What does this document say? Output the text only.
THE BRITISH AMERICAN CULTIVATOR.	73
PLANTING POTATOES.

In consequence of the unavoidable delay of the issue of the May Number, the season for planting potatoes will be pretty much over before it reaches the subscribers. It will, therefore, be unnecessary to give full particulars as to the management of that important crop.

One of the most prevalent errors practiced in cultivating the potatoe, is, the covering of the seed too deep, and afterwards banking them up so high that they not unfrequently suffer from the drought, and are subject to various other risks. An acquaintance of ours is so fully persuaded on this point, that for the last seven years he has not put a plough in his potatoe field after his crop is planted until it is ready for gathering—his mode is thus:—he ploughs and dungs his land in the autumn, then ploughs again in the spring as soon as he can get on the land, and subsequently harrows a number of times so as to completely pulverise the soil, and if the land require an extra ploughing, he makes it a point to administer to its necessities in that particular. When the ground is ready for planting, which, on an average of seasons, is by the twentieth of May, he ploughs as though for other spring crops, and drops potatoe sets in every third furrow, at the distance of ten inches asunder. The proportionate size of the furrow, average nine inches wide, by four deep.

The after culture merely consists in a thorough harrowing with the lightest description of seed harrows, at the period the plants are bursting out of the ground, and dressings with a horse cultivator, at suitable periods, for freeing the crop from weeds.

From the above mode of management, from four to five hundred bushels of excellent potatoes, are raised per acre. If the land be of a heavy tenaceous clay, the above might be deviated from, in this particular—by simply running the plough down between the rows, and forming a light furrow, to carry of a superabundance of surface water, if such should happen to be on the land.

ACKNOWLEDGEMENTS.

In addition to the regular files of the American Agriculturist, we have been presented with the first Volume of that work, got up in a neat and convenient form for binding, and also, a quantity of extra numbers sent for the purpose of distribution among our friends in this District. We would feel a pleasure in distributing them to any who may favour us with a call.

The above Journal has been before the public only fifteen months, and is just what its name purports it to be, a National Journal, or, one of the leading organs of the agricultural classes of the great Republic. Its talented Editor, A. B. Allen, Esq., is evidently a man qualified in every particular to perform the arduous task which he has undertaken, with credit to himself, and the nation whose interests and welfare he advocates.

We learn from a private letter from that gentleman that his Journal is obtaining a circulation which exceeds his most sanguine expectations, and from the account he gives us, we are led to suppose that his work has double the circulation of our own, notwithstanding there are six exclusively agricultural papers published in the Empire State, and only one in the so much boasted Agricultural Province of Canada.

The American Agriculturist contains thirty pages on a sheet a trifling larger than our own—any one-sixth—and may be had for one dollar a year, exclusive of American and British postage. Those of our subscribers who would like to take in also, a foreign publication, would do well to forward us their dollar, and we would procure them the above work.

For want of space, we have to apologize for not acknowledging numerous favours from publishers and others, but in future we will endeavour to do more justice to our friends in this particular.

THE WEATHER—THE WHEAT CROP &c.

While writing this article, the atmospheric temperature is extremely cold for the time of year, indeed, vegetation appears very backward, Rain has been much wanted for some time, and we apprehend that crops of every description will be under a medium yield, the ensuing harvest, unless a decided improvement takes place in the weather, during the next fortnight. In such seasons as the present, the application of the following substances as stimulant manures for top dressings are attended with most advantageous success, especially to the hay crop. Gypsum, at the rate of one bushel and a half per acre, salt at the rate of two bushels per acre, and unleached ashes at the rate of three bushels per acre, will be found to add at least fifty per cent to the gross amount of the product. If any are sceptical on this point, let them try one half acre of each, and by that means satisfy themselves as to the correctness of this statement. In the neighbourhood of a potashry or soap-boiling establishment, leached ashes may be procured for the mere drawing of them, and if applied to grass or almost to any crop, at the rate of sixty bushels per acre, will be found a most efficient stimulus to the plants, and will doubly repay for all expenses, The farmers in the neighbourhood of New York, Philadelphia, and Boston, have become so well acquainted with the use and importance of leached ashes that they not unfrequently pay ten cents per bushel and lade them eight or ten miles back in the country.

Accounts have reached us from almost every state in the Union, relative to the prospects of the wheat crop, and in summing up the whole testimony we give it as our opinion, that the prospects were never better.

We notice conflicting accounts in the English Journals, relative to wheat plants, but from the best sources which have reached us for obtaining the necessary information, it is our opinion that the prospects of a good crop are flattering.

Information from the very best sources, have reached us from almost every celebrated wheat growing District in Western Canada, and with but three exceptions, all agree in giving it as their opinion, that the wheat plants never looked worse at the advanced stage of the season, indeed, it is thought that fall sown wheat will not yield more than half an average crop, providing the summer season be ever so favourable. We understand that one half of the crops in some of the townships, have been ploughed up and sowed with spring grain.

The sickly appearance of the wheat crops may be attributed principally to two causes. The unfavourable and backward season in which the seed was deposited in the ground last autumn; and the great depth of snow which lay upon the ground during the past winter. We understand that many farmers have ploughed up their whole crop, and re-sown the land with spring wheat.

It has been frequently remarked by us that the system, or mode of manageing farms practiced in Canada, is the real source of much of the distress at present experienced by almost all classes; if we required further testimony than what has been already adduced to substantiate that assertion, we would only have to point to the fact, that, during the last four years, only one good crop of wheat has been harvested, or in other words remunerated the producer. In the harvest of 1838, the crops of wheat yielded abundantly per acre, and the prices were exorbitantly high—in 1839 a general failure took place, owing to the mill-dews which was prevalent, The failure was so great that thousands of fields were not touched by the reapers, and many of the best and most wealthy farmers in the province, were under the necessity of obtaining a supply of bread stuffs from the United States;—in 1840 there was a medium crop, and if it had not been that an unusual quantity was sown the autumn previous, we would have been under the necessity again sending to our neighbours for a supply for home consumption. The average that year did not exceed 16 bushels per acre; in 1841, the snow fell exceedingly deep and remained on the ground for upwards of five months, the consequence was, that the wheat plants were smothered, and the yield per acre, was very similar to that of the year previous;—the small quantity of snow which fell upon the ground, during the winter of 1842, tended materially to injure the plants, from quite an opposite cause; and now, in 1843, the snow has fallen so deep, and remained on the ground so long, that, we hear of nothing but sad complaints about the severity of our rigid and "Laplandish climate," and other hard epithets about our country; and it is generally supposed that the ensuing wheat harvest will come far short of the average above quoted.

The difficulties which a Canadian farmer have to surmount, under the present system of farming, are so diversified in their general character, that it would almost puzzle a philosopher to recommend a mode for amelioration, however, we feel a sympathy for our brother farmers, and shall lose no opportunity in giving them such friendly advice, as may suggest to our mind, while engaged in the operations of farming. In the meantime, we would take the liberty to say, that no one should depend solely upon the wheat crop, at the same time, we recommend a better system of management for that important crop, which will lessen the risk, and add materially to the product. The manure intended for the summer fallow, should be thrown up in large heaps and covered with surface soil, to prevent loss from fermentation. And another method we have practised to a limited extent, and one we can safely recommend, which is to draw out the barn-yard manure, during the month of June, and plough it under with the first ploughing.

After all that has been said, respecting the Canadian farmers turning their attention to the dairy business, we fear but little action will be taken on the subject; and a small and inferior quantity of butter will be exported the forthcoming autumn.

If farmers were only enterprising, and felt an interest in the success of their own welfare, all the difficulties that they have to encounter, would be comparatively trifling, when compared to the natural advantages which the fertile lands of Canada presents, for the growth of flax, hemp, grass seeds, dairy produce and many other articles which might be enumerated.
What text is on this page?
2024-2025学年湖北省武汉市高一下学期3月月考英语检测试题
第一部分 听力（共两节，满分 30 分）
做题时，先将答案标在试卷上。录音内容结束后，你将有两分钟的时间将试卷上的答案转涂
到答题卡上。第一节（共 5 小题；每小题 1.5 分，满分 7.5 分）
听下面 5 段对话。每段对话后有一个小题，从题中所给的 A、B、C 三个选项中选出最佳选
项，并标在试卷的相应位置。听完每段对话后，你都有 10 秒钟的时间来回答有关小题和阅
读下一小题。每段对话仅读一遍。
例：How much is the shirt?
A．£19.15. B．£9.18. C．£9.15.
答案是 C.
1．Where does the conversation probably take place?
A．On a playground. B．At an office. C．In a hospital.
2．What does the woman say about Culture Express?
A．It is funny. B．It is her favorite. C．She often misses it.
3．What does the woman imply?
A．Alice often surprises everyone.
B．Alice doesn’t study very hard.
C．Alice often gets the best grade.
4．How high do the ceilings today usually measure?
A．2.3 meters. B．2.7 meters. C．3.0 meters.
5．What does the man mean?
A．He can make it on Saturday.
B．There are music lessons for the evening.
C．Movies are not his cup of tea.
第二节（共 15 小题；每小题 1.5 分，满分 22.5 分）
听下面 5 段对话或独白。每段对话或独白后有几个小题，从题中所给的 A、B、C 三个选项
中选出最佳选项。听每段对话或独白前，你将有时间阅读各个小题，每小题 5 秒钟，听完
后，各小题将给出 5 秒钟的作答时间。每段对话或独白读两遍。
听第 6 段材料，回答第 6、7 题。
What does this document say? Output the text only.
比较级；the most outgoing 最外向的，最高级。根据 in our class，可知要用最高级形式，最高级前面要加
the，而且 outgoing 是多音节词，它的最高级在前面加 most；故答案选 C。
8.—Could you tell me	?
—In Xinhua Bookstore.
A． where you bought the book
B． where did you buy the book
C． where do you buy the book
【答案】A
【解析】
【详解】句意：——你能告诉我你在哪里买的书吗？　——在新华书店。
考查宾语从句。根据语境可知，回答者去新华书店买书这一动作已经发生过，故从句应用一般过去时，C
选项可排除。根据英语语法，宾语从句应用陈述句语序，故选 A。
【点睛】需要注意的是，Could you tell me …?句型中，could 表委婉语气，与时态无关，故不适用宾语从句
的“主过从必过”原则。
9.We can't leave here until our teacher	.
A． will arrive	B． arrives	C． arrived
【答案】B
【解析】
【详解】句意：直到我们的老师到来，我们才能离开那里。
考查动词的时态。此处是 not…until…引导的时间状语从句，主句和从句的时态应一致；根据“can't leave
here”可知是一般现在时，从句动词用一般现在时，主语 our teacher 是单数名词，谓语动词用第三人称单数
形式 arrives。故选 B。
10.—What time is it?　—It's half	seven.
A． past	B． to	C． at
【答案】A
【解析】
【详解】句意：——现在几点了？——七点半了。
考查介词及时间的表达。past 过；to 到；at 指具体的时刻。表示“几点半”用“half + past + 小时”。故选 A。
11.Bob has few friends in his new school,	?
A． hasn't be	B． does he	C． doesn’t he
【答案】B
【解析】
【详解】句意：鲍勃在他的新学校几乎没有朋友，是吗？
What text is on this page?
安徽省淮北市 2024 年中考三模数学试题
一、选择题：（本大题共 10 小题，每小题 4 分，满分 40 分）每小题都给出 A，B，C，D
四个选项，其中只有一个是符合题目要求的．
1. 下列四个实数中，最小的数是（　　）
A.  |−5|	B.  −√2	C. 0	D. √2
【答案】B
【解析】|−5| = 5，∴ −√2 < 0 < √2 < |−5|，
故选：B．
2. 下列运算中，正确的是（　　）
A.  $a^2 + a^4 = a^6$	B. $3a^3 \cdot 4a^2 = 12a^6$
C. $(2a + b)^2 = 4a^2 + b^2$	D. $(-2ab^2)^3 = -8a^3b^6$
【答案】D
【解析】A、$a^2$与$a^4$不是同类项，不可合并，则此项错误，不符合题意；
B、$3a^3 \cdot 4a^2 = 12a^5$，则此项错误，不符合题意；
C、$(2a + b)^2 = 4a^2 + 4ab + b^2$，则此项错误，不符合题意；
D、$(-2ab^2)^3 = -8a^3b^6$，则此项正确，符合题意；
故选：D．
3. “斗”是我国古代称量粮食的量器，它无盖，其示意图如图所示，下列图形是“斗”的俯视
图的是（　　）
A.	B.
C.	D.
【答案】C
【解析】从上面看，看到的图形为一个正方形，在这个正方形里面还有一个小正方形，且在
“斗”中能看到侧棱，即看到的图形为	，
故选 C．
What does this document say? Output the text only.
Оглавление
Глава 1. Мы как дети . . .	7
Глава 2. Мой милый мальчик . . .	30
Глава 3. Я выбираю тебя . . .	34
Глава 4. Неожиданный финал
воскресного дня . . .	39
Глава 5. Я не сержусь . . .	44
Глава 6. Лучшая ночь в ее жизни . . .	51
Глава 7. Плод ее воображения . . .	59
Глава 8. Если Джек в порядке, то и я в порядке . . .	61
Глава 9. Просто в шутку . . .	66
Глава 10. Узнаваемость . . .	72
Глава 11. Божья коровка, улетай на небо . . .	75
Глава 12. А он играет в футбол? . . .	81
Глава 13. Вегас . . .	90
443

_SHORT EXERCISE:_
Scan the material above. Copy each line that holds the word "relative".

_OUTPUT FOR THIS EXERCISE:_
Accounts have reached us from almost every state in the Union, relative to the prospects of the wheat crop, and in summing up the whole testimony we give it as our opinion, that the prospects were never better.
We notice conflicting accounts in the English Journals, relative to wheat plants, but from the best sources which have reached us for obtaining the necessary information, it is our opinion that the prospects of a good crop are flattering.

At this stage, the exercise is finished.